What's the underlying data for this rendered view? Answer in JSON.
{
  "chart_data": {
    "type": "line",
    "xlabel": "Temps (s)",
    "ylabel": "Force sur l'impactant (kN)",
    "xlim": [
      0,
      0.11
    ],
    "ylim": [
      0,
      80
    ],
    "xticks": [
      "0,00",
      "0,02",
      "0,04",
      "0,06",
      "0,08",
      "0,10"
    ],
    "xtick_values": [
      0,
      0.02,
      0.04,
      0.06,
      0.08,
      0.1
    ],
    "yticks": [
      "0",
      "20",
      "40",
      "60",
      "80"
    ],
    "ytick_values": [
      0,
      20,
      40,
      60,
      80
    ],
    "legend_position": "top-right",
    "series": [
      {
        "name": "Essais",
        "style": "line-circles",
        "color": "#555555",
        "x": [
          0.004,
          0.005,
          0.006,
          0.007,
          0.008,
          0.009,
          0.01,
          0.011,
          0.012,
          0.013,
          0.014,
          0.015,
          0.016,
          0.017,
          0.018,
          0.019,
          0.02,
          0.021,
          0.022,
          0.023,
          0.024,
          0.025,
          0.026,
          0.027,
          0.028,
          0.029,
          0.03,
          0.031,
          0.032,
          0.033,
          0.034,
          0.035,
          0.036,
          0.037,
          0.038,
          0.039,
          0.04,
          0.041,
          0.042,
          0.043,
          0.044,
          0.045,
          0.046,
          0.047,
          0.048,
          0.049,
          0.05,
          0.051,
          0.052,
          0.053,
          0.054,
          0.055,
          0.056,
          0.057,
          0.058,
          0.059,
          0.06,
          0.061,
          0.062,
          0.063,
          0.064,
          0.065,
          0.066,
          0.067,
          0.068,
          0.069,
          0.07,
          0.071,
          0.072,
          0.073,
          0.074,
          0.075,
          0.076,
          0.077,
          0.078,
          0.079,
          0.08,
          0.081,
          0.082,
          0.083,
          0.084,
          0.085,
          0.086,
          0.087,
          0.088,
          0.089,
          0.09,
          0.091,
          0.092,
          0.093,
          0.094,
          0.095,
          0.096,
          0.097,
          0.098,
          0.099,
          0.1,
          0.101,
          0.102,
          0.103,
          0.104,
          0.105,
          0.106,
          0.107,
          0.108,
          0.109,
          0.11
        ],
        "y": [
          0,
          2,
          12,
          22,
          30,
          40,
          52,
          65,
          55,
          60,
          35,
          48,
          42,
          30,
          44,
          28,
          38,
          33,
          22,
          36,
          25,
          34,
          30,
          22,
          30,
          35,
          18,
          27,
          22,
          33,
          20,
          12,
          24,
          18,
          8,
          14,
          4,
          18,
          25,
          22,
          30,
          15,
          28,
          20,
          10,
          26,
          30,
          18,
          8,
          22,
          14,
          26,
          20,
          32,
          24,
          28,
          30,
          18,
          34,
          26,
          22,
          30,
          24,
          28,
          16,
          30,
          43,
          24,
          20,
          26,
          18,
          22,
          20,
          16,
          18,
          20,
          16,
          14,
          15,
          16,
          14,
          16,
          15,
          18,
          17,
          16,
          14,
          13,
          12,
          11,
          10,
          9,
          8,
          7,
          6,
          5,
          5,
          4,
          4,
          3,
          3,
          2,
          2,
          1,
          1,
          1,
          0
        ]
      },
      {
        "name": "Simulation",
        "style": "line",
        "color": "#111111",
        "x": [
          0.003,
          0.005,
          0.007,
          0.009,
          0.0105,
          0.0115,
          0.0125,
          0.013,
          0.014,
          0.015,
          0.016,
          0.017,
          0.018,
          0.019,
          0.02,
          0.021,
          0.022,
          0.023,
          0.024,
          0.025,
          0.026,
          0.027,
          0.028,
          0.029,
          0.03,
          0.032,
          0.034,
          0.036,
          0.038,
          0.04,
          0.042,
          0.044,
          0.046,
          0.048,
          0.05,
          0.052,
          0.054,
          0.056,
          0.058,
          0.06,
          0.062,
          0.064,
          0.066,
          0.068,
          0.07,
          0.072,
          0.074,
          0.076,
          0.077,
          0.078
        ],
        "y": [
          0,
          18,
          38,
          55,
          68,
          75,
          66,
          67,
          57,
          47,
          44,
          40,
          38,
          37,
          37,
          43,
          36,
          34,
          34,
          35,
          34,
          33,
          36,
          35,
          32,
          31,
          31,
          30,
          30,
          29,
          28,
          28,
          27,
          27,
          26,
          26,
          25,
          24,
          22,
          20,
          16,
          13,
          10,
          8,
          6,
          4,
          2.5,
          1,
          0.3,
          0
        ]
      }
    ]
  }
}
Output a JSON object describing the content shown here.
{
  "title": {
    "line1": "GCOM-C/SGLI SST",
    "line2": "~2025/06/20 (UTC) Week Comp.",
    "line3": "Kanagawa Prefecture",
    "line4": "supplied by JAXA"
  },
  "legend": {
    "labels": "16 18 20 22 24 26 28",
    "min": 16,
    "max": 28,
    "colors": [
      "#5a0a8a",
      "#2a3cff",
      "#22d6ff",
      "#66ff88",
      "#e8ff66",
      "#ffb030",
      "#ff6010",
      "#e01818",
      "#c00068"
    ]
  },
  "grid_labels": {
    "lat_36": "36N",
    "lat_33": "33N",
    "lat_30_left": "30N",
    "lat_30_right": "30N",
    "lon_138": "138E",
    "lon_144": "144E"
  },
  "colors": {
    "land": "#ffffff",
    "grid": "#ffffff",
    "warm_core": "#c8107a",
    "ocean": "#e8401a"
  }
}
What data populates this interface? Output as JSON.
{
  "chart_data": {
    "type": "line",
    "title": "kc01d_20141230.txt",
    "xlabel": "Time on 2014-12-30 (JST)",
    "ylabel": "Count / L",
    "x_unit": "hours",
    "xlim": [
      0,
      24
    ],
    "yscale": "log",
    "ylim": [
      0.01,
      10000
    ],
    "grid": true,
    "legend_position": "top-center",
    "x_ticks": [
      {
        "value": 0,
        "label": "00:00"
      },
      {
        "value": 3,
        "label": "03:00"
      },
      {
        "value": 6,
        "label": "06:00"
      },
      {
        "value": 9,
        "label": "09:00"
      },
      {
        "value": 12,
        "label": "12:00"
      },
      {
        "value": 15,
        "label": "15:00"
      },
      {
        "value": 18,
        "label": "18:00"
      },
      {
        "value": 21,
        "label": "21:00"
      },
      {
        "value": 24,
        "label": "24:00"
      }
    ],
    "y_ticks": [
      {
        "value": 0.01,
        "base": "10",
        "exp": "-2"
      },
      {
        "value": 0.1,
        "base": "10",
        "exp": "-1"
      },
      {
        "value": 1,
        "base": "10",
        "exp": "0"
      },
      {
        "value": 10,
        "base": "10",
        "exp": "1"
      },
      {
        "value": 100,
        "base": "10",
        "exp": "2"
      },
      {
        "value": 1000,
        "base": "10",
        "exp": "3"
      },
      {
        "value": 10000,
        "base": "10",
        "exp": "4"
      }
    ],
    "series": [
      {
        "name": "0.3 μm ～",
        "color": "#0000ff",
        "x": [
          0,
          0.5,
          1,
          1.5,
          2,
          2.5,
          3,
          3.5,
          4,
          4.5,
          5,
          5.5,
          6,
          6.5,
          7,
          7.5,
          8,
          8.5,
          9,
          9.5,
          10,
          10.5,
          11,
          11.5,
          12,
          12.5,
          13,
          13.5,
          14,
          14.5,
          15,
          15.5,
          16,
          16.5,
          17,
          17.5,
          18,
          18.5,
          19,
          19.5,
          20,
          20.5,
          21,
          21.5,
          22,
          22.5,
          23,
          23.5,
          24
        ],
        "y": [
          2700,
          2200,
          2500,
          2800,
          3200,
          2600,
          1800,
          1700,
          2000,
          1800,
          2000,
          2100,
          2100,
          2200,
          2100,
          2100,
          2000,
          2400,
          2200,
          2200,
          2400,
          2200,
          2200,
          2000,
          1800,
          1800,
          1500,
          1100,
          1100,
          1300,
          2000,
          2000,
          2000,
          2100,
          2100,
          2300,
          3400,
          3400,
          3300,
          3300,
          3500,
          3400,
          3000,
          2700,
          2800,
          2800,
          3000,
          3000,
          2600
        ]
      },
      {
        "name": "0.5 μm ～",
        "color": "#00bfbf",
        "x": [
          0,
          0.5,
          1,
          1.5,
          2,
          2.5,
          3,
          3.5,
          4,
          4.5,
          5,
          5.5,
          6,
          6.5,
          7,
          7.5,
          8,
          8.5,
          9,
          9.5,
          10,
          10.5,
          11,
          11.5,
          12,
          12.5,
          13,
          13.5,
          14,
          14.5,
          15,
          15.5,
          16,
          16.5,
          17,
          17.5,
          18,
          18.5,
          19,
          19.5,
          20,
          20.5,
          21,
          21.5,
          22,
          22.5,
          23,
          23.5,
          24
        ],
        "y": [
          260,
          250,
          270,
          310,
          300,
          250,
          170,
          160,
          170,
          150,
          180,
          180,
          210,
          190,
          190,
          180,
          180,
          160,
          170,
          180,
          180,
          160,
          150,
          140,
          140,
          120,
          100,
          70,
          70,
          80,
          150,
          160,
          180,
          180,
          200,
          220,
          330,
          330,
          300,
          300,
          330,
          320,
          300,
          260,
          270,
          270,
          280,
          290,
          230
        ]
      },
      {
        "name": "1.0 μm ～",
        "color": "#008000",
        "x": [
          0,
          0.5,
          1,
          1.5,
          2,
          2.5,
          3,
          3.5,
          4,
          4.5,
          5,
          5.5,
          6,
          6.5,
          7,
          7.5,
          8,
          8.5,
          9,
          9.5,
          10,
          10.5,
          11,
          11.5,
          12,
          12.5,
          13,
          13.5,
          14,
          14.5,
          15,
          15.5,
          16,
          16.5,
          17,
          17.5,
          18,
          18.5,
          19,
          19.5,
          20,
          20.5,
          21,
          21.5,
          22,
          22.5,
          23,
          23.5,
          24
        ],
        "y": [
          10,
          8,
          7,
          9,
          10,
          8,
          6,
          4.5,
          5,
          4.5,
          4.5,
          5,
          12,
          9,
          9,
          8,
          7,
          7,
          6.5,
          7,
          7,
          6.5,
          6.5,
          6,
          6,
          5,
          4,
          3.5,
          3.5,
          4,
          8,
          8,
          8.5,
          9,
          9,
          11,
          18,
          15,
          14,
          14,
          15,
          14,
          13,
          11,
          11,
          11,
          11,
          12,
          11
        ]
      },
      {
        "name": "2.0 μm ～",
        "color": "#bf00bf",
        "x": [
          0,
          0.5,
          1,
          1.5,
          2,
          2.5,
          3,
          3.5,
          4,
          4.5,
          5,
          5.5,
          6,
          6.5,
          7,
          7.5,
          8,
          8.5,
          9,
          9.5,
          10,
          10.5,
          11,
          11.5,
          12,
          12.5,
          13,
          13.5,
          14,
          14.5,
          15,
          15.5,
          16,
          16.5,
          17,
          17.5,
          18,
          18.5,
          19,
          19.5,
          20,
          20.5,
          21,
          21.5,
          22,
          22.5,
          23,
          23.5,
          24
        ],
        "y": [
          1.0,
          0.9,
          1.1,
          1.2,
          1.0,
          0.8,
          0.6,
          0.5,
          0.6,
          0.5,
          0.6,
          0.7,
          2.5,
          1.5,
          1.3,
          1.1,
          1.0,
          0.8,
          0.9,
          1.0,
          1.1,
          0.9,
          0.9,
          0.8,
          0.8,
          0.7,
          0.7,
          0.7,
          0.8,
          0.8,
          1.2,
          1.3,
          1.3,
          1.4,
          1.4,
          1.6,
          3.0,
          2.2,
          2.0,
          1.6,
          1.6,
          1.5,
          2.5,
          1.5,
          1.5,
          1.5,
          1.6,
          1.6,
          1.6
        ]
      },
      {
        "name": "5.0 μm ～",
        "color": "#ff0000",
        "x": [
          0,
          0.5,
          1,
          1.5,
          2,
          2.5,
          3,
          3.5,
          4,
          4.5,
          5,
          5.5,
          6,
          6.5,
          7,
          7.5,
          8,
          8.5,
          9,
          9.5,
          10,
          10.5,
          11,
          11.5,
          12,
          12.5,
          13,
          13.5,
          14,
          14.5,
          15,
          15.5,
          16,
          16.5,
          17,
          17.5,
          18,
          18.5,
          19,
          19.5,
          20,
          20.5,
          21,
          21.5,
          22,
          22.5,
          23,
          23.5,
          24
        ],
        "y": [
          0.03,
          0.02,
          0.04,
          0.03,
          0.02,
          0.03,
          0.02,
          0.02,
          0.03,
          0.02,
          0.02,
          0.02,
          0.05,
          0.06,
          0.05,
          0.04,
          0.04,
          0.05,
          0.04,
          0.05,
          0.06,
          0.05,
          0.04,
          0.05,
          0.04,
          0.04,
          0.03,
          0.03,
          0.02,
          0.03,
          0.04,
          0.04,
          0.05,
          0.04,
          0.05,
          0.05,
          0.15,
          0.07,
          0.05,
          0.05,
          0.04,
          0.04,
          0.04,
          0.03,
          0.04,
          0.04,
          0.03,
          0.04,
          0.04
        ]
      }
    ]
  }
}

• WHAT IS NEEDED: Above is a listing; report how many of its lines include the word "ylabel", giving the number only.

• PROBLEM SOLUTION: 2